## WORK REQUIRED
Copy each line that holds "Bluetooth".

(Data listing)

-------

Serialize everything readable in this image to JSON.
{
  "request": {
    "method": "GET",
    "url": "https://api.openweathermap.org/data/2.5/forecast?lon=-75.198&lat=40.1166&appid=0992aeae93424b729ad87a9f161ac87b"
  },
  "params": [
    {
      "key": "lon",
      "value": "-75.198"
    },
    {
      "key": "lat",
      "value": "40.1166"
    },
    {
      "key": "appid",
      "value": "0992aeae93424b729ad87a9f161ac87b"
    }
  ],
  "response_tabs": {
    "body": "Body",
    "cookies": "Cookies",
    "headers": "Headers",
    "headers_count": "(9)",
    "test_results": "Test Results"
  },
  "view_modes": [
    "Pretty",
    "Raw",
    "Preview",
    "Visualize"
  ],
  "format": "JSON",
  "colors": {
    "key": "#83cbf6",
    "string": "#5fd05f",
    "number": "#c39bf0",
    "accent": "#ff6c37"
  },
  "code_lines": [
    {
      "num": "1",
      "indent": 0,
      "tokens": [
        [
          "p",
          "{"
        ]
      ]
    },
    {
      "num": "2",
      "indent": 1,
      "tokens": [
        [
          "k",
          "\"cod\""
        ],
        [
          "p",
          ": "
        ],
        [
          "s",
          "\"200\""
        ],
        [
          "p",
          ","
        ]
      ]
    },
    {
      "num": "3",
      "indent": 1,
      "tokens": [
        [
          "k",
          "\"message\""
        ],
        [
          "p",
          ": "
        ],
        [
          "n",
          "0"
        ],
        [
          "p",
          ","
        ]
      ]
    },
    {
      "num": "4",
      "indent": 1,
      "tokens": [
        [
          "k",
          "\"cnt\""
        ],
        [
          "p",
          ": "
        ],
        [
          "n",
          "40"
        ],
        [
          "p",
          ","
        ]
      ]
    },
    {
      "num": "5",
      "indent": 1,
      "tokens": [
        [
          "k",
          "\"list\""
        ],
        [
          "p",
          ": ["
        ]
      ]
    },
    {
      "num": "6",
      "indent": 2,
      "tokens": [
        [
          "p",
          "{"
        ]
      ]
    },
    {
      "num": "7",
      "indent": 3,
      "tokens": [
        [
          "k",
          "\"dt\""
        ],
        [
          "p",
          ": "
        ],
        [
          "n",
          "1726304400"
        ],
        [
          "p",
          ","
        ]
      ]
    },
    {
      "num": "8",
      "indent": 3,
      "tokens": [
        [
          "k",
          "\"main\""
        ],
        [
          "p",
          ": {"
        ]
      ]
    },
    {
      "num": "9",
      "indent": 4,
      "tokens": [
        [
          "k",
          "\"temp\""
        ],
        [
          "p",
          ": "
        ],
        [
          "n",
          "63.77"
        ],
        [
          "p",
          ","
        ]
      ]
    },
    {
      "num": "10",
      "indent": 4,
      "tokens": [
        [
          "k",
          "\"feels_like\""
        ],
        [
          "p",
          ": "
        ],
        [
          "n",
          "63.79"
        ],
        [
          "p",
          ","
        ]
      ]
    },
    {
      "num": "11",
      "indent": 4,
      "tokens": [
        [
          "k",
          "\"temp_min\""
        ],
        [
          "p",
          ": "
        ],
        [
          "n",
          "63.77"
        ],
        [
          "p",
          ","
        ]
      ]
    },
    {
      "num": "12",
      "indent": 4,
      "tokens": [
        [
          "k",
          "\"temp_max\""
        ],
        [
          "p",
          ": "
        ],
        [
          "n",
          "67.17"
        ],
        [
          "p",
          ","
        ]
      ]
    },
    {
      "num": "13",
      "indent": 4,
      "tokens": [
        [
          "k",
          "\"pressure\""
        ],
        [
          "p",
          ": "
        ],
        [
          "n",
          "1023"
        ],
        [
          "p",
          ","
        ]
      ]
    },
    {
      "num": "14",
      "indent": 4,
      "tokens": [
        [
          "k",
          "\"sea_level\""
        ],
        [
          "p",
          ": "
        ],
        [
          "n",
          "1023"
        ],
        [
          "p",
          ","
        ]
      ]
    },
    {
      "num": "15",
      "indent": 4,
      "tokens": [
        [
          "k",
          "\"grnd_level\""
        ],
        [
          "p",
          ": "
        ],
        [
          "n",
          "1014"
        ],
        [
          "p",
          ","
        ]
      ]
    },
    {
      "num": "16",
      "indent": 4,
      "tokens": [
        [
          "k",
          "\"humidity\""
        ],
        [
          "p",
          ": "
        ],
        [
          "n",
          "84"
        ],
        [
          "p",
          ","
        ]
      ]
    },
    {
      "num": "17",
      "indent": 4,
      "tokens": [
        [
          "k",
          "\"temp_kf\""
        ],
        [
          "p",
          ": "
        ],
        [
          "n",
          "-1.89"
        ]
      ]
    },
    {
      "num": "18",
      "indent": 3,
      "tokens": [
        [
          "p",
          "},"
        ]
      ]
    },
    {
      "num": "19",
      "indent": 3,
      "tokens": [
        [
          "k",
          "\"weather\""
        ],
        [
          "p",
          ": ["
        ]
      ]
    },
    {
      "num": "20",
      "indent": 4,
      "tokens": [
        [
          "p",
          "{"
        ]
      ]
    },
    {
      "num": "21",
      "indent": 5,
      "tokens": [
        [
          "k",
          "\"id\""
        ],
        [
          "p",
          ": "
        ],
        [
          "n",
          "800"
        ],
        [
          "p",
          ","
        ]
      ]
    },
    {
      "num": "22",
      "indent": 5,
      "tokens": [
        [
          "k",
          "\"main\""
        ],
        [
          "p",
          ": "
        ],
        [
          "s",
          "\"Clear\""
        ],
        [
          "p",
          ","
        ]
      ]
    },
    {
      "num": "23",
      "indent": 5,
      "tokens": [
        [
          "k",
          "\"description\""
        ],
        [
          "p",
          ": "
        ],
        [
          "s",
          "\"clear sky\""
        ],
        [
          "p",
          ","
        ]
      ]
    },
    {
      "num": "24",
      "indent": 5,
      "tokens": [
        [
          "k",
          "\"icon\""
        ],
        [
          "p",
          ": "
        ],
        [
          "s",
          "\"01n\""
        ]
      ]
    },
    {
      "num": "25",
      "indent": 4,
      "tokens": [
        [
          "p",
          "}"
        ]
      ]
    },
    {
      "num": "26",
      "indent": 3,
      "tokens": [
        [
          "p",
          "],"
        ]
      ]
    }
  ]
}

-------

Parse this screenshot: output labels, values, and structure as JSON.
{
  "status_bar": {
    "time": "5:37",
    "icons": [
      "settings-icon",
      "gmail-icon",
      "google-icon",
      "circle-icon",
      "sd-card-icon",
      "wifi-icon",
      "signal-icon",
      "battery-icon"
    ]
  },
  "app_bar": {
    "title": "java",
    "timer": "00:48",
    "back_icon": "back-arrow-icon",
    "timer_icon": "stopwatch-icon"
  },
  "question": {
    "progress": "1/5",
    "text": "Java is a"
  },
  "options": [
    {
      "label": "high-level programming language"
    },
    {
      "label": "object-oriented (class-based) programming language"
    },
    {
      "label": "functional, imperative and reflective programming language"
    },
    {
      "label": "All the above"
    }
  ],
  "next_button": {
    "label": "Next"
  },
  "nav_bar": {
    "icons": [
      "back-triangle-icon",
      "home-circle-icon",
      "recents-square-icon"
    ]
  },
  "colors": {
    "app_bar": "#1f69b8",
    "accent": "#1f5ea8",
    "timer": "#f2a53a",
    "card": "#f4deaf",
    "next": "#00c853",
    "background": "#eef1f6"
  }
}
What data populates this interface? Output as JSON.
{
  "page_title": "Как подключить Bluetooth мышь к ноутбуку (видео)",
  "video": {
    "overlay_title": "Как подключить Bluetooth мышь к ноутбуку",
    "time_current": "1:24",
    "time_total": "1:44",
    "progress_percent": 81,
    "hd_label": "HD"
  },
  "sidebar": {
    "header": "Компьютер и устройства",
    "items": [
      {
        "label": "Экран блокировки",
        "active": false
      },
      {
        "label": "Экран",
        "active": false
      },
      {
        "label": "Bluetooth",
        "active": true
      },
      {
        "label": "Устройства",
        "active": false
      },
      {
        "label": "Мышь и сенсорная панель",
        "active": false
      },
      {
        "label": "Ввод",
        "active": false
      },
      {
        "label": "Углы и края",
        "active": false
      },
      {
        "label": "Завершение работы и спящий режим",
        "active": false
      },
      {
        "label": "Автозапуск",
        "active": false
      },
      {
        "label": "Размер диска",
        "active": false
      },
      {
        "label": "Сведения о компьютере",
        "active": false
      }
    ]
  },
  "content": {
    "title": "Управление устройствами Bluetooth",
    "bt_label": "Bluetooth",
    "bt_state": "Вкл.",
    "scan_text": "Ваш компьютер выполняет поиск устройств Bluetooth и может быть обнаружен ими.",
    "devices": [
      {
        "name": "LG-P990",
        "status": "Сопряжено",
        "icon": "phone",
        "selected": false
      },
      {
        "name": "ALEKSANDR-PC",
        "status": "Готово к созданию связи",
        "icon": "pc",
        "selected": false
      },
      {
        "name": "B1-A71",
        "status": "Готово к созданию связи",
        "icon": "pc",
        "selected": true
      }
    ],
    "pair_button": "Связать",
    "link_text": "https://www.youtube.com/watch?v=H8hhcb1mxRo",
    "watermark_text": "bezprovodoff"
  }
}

-------

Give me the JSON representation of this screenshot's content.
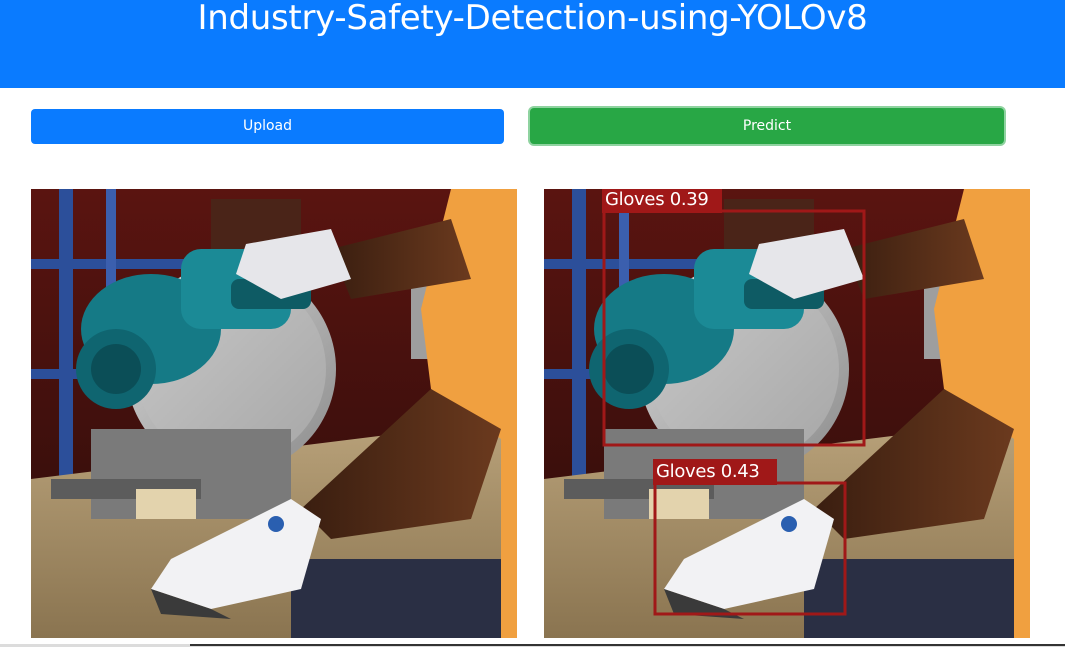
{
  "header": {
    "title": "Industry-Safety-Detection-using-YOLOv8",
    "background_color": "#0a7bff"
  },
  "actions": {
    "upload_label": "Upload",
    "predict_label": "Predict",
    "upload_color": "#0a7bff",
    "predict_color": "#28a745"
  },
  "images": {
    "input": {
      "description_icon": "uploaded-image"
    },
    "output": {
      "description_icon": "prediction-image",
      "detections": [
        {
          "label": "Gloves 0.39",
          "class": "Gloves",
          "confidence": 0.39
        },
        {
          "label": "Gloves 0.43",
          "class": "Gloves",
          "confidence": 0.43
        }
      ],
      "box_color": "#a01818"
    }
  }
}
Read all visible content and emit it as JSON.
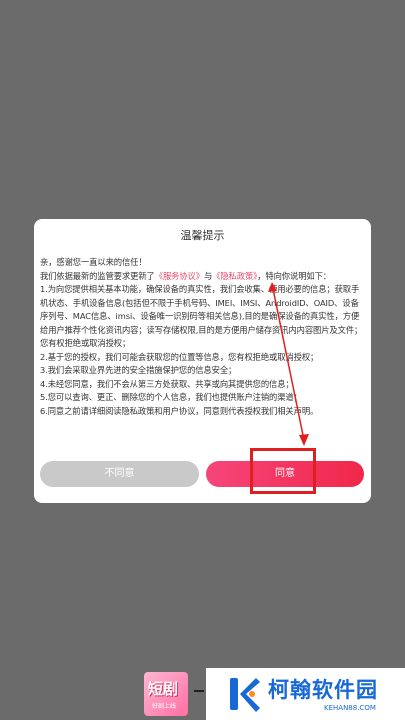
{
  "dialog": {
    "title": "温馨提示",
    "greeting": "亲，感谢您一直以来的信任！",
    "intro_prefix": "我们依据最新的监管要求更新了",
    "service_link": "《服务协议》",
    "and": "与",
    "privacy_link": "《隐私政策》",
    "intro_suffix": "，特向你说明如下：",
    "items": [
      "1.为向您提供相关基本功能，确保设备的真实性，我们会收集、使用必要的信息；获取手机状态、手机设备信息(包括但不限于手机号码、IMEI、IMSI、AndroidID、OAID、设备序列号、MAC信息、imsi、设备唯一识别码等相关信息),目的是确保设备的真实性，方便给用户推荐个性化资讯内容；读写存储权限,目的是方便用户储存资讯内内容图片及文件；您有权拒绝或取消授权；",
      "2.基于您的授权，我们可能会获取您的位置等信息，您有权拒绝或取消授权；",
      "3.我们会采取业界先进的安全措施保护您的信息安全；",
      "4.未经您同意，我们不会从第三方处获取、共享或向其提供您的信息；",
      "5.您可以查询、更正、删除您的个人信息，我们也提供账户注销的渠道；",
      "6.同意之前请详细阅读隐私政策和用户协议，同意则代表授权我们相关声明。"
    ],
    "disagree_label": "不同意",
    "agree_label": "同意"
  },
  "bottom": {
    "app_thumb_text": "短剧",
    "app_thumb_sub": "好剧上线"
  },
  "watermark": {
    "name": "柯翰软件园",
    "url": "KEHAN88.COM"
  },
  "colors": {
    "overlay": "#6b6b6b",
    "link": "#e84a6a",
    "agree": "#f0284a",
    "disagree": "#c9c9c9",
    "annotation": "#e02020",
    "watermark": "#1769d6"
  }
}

-------

## ANSWER TO THIS TASK
  "page_title": "Как подключить Bluetooth мышь к ноутбуку (видео)",
    "overlay_title": "Как подключить Bluetooth мышь к ноутбуку",
        "label": "Bluetooth",
    "title": "Управление устройствами Bluetooth",
    "bt_label": "Bluetooth",
    "scan_text": "Ваш компьютер выполняет поиск устройств Bluetooth и может быть обнаружен ими.",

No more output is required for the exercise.